━━ EXTRACTED INFORMATION

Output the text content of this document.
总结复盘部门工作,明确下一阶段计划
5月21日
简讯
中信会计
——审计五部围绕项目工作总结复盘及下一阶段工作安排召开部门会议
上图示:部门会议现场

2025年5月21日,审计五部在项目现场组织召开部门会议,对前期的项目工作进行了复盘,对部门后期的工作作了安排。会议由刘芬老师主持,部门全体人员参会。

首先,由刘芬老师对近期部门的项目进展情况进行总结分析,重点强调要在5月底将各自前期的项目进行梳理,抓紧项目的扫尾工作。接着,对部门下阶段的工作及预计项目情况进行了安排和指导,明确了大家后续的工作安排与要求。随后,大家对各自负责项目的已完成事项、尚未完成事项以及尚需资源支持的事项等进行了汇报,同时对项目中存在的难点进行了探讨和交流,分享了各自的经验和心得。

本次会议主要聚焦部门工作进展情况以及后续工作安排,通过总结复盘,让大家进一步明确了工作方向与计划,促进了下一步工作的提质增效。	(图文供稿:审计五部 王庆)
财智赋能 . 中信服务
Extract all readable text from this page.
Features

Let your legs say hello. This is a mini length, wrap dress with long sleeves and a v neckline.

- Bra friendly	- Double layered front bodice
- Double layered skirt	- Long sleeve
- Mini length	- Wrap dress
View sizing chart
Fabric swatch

━━━━

Of the lines in this data, how many contain "layered"? Reply with only the number.

#### ANSWER BELOW
2